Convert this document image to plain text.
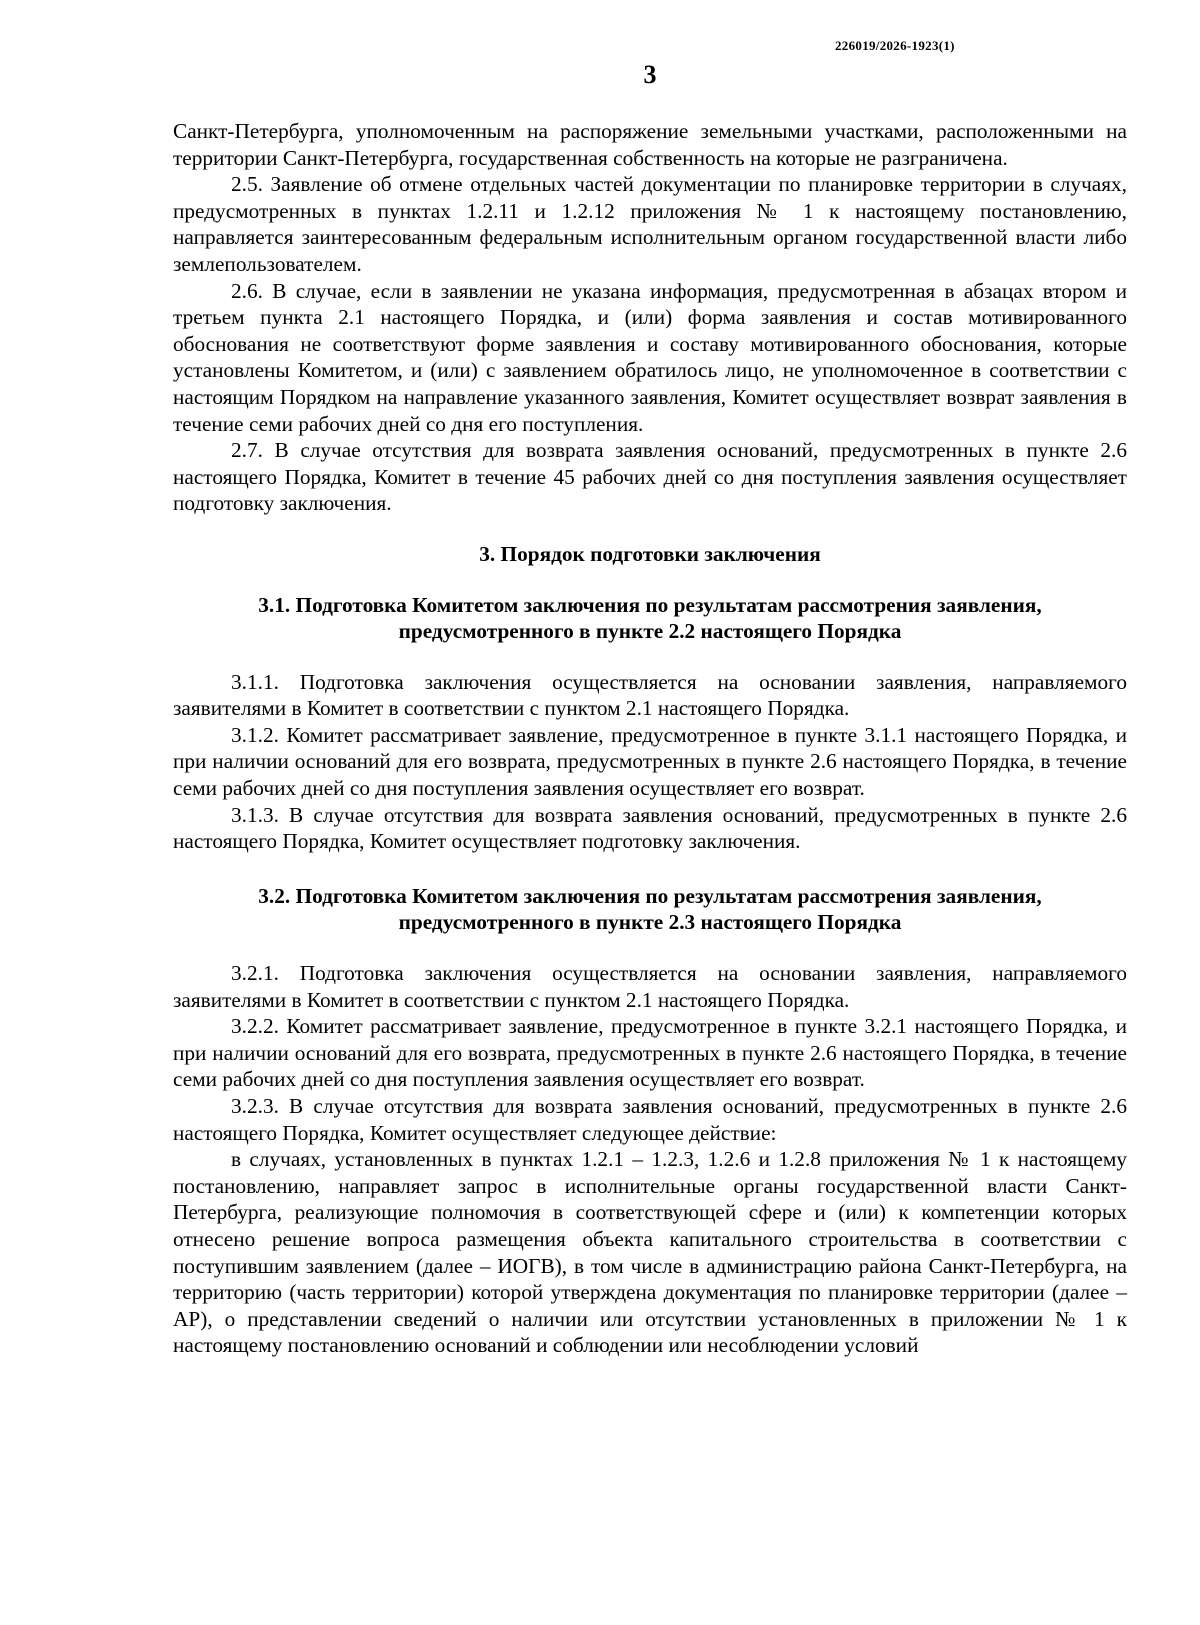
226019/2026-1923(1)
3

Санкт-Петербурга, уполномоченным на распоряжение земельными участками, расположенными на территории Санкт-Петербурга, государственная собственность на которые не разграничена.

2.5. Заявление об отмене отдельных частей документации по планировке территории в случаях, предусмотренных в пунктах 1.2.11 и 1.2.12 приложения № 1 к настоящему постановлению, направляется заинтересованным федеральным исполнительным органом государственной власти либо землепользователем.

2.6. В случае, если в заявлении не указана информация, предусмотренная в абзацах втором и третьем пункта 2.1 настоящего Порядка, и (или) форма заявления и состав мотивированного обоснования не соответствуют форме заявления и составу мотивированного обоснования, которые установлены Комитетом, и (или) с заявлением обратилось лицо, не уполномоченное в соответствии с настоящим Порядком на направление указанного заявления, Комитет осуществляет возврат заявления в течение семи рабочих дней со дня его поступления.

2.7. В случае отсутствия для возврата заявления оснований, предусмотренных в пункте 2.6 настоящего Порядка, Комитет в течение 45 рабочих дней со дня поступления заявления осуществляет подготовку заключения.

3. Порядок подготовки заключения

3.1. Подготовка Комитетом заключения по результатам рассмотрения заявления,
предусмотренного в пункте 2.2 настоящего Порядка

3.1.1. Подготовка заключения осуществляется на основании заявления, направляемого заявителями в Комитет в соответствии с пунктом 2.1 настоящего Порядка.

3.1.2. Комитет рассматривает заявление, предусмотренное в пункте 3.1.1 настоящего Порядка, и при наличии оснований для его возврата, предусмотренных в пункте 2.6 настоящего Порядка, в течение семи рабочих дней со дня поступления заявления осуществляет его возврат.

3.1.3. В случае отсутствия для возврата заявления оснований, предусмотренных в пункте 2.6 настоящего Порядка, Комитет осуществляет подготовку заключения.

3.2. Подготовка Комитетом заключения по результатам рассмотрения заявления,
предусмотренного в пункте 2.3 настоящего Порядка

3.2.1. Подготовка заключения осуществляется на основании заявления, направляемого заявителями в Комитет в соответствии с пунктом 2.1 настоящего Порядка.

3.2.2. Комитет рассматривает заявление, предусмотренное в пункте 3.2.1 настоящего Порядка, и при наличии оснований для его возврата, предусмотренных в пункте 2.6 настоящего Порядка, в течение семи рабочих дней со дня поступления заявления осуществляет его возврат.

3.2.3. В случае отсутствия для возврата заявления оснований, предусмотренных в пункте 2.6 настоящего Порядка, Комитет осуществляет следующее действие:

в случаях, установленных в пунктах 1.2.1 – 1.2.3, 1.2.6 и 1.2.8 приложения № 1 к настоящему постановлению, направляет запрос в исполнительные органы государственной власти Санкт-Петербурга, реализующие полномочия в соответствующей сфере и (или) к компетенции которых отнесено решение вопроса размещения объекта капитального строительства в соответствии с поступившим заявлением (далее – ИОГВ), в том числе в администрацию района Санкт-Петербурга, на территорию (часть территории) которой утверждена документация по планировке территории (далее – АР), о представлении сведений о наличии или отсутствии установленных в приложении № 1 к настоящему постановлению оснований и соблюдении или несоблюдении условий
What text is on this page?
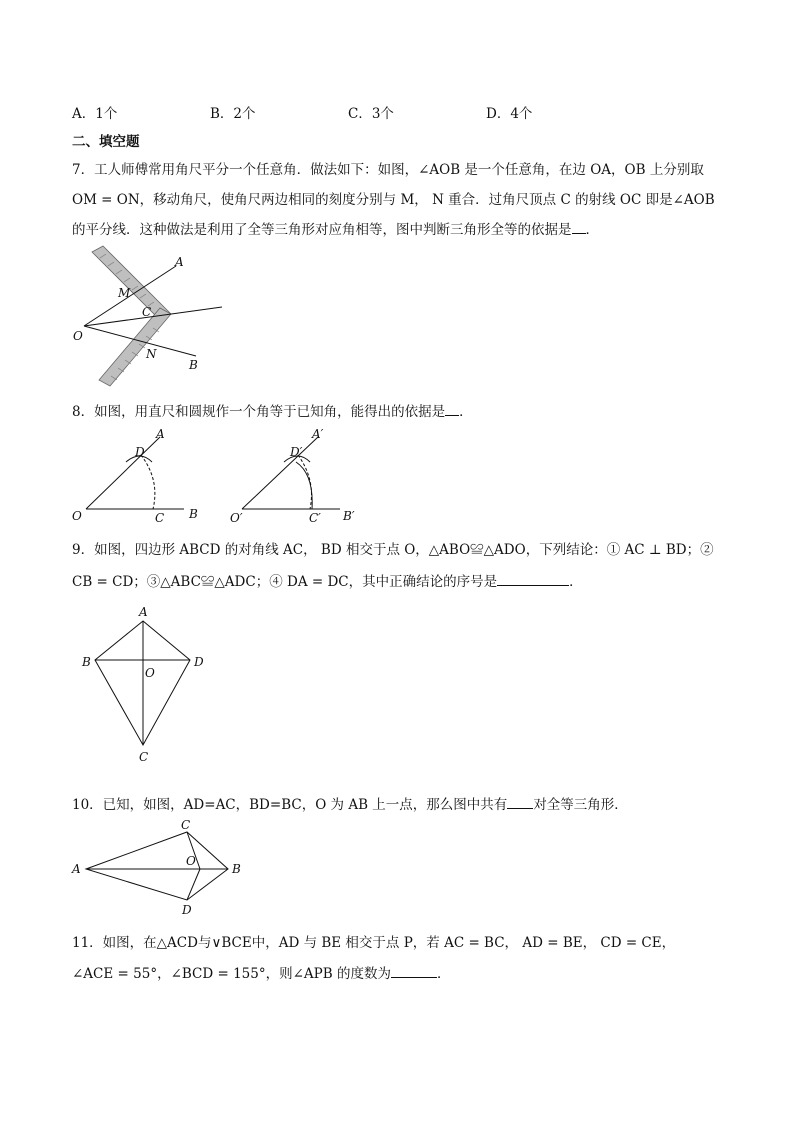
A．1个	B．2个	C．3个	D．4个
二、填空题
7．工人师傅常用角尺平分一个任意角．做法如下：如图，∠AOB 是一个任意角，在边 OA，OB 上分别取
OM = ON，移动角尺，使角尺两边相同的刻度分别与 M， N 重合．过角尺顶点 C 的射线 OC 即是∠AOB
的平分线．这种做法是利用了全等三角形对应角相等，图中判断三角形全等的依据是 ．
A
M
C
O
N
B
8．如图，用直尺和圆规作一个角等于已知角，能得出的依据是 ．
A
D
O	C B
A′
D′
O′	C′ B′
9．如图，四边形 ABCD 的对角线 AC， BD 相交于点 O，△ABO≌△ADO，下列结论：① AC ⊥ BD；②
CB = CD；③△ABC≌△ADC；④ DA = DC，其中正确结论的序号是	．
A
B
O
D
C
10．已知，如图，AD=AC，BD=BC，O 为 AB 上一点，那么图中共有 对全等三角形．
C
A
O
B
D
11．如图，在△ACD与∨BCE中，AD 与 BE 相交于点 P，若 AC = BC， AD = BE， CD = CE，
∠ACE = 55°，∠BCD = 155°，则∠APB 的度数为	．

========

#### [TASK BRIEF]
Your answer should be only the number of lines that hold the word "пунктом".

#### [IN RESPONSE]
2